Given data »
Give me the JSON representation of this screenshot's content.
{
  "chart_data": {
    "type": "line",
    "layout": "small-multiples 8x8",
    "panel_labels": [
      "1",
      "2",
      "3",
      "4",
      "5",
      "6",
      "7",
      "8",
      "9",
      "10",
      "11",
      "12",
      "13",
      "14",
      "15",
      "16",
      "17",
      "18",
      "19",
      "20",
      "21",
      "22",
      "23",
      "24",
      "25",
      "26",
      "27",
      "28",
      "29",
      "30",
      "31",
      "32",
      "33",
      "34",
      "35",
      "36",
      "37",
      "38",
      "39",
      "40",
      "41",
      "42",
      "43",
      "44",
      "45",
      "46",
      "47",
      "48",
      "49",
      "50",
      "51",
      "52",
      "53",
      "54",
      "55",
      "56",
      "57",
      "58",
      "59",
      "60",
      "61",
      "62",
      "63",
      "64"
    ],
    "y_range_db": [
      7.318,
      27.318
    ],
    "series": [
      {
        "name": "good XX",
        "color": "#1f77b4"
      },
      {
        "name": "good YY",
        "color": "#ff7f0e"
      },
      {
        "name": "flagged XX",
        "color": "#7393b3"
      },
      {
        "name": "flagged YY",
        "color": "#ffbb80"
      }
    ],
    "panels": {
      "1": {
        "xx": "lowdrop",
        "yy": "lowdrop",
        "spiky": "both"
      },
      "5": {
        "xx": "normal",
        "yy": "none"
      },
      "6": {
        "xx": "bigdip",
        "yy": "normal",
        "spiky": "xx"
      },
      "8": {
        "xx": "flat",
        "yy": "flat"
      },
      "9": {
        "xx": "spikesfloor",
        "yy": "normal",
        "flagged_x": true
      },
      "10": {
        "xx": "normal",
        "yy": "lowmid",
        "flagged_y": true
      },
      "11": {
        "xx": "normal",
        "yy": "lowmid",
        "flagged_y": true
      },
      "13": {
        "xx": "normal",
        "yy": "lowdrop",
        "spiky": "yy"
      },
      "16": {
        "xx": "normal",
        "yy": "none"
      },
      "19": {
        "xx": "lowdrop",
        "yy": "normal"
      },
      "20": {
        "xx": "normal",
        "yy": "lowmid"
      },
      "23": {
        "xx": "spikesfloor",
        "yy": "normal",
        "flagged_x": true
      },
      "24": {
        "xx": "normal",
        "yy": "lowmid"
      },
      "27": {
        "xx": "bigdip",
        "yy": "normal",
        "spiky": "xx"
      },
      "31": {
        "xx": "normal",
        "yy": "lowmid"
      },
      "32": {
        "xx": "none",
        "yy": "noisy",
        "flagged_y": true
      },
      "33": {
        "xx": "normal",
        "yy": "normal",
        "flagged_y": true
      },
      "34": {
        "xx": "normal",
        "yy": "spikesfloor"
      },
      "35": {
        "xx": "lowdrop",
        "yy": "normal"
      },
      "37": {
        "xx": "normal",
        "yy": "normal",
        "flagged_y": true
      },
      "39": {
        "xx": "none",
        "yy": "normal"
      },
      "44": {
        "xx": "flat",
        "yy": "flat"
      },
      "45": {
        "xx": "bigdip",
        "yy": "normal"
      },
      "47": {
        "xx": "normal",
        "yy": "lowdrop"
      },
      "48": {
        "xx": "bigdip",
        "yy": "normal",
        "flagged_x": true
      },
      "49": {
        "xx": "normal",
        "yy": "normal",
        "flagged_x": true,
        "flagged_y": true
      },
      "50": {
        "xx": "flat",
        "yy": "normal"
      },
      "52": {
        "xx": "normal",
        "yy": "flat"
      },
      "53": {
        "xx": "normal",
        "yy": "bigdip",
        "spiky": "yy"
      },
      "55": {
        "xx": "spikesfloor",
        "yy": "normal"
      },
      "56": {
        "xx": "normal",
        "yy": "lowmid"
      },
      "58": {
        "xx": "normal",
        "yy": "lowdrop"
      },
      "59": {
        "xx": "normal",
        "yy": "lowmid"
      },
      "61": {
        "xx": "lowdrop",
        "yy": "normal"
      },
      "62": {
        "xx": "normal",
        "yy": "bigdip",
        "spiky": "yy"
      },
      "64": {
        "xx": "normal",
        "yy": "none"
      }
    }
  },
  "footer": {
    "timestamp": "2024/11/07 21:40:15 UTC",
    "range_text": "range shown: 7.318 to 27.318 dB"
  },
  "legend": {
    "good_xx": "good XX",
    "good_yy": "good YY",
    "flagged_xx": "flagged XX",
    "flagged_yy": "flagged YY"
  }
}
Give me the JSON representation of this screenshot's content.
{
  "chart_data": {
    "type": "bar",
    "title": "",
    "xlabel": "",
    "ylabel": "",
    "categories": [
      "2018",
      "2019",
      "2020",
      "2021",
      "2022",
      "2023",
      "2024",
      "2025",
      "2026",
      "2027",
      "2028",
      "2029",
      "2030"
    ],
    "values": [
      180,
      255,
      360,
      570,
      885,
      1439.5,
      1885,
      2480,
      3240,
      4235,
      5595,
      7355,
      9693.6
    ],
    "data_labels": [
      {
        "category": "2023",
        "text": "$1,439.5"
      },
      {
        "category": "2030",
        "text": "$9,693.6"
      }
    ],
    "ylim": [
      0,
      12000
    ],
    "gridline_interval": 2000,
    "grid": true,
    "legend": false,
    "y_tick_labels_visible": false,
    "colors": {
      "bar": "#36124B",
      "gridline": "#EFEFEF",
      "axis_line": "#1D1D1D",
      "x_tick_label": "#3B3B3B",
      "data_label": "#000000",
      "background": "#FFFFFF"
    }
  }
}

What to do » Transcribe the data above in full, exactly.

Expected answer »
Give me the JSON representation of this screenshot's content.
{
  "chart_data": {
    "type": "line",
    "layout": "small-multiples 8x8",
    "panel_labels": [
      "1",
      "2",
      "3",
      "4",
      "5",
      "6",
      "7",
      "8",
      "9",
      "10",
      "11",
      "12",
      "13",
      "14",
      "15",
      "16",
      "17",
      "18",
      "19",
      "20",
      "21",
      "22",
      "23",
      "24",
      "25",
      "26",
      "27",
      "28",
      "29",
      "30",
      "31",
      "32",
      "33",
      "34",
      "35",
      "36",
      "37",
      "38",
      "39",
      "40",
      "41",
      "42",
      "43",
      "44",
      "45",
      "46",
      "47",
      "48",
      "49",
      "50",
      "51",
      "52",
      "53",
      "54",
      "55",
      "56",
      "57",
      "58",
      "59",
      "60",
      "61",
      "62",
      "63",
      "64"
    ],
    "y_range_db": [
      7.318,
      27.318
    ],
    "series": [
      {
        "name": "good XX",
        "color": "#1f77b4"
      },
      {
        "name": "good YY",
        "color": "#ff7f0e"
      },
      {
        "name": "flagged XX",
        "color": "#7393b3"
      },
      {
        "name": "flagged YY",
        "color": "#ffbb80"
      }
    ],
    "panels": {
      "1": {
        "xx": "lowdrop",
        "yy": "lowdrop",
        "spiky": "both"
      },
      "5": {
        "xx": "normal",
        "yy": "none"
      },
      "6": {
        "xx": "bigdip",
        "yy": "normal",
        "spiky": "xx"
      },
      "8": {
        "xx": "flat",
        "yy": "flat"
      },
      "9": {
        "xx": "spikesfloor",
        "yy": "normal",
        "flagged_x": true
      },
      "10": {
        "xx": "normal",
        "yy": "lowmid",
        "flagged_y": true
      },
      "11": {
        "xx": "normal",
        "yy": "lowmid",
        "flagged_y": true
      },
      "13": {
        "xx": "normal",
        "yy": "lowdrop",
        "spiky": "yy"
      },
      "16": {
        "xx": "normal",
        "yy": "none"
      },
      "19": {
        "xx": "lowdrop",
        "yy": "normal"
      },
      "20": {
        "xx": "normal",
        "yy": "lowmid"
      },
      "23": {
        "xx": "spikesfloor",
        "yy": "normal",
        "flagged_x": true
      },
      "24": {
        "xx": "normal",
        "yy": "lowmid"
      },
      "27": {
        "xx": "bigdip",
        "yy": "normal",
        "spiky": "xx"
      },
      "31": {
        "xx": "normal",
        "yy": "lowmid"
      },
      "32": {
        "xx": "none",
        "yy": "noisy",
        "flagged_y": true
      },
      "33": {
        "xx": "normal",
        "yy": "normal",
        "flagged_y": true
      },
      "34": {
        "xx": "normal",
        "yy": "spikesfloor"
      },
      "35": {
        "xx": "lowdrop",
        "yy": "normal"
      },
      "37": {
        "xx": "normal",
        "yy": "normal",
        "flagged_y": true
      },
      "39": {
        "xx": "none",
        "yy": "normal"
      },
      "44": {
        "xx": "flat",
        "yy": "flat"
      },
      "45": {
        "xx": "bigdip",
        "yy": "normal"
      },
      "47": {
        "xx": "normal",
        "yy": "lowdrop"
      },
      "48": {
        "xx": "bigdip",
        "yy": "normal",
        "flagged_x": true
      },
      "49": {
        "xx": "normal",
        "yy": "normal",
        "flagged_x": true,
        "flagged_y": true
      },
      "50": {
        "xx": "flat",
        "yy": "normal"
      },
      "52": {
        "xx": "normal",
        "yy": "flat"
      },
      "53": {
        "xx": "normal",
        "yy": "bigdip",
        "spiky": "yy"
      },
      "55": {
        "xx": "spikesfloor",
        "yy": "normal"
      },
      "56": {
        "xx": "normal",
        "yy": "lowmid"
      },
      "58": {
        "xx": "normal",
        "yy": "lowdrop"
      },
      "59": {
        "xx": "normal",
        "yy": "lowmid"
      },
      "61": {
        "xx": "lowdrop",
        "yy": "normal"
      },
      "62": {
        "xx": "normal",
        "yy": "bigdip",
        "spiky": "yy"
      },
      "64": {
        "xx": "normal",
        "yy": "none"
      }
    }
  },
  "footer": {
    "timestamp": "2024/11/07 21:40:15 UTC",
    "range_text": "range shown: 7.318 to 27.318 dB"
  },
  "legend": {
    "good_xx": "good XX",
    "good_yy": "good YY",
    "flagged_xx": "flagged XX",
    "flagged_yy": "flagged YY"
  }
}
Give me the JSON representation of this screenshot's content.
{
  "chart_data": {
    "type": "bar",
    "title": "",
    "xlabel": "",
    "ylabel": "",
    "categories": [
      "2018",
      "2019",
      "2020",
      "2021",
      "2022",
      "2023",
      "2024",
      "2025",
      "2026",
      "2027",
      "2028",
      "2029",
      "2030"
    ],
    "values": [
      180,
      255,
      360,
      570,
      885,
      1439.5,
      1885,
      2480,
      3240,
      4235,
      5595,
      7355,
      9693.6
    ],
    "data_labels": [
      {
        "category": "2023",
        "text": "$1,439.5"
      },
      {
        "category": "2030",
        "text": "$9,693.6"
      }
    ],
    "ylim": [
      0,
      12000
    ],
    "gridline_interval": 2000,
    "grid": true,
    "legend": false,
    "y_tick_labels_visible": false,
    "colors": {
      "bar": "#36124B",
      "gridline": "#EFEFEF",
      "axis_line": "#1D1D1D",
      "x_tick_label": "#3B3B3B",
      "data_label": "#000000",
      "background": "#FFFFFF"
    }
  }
}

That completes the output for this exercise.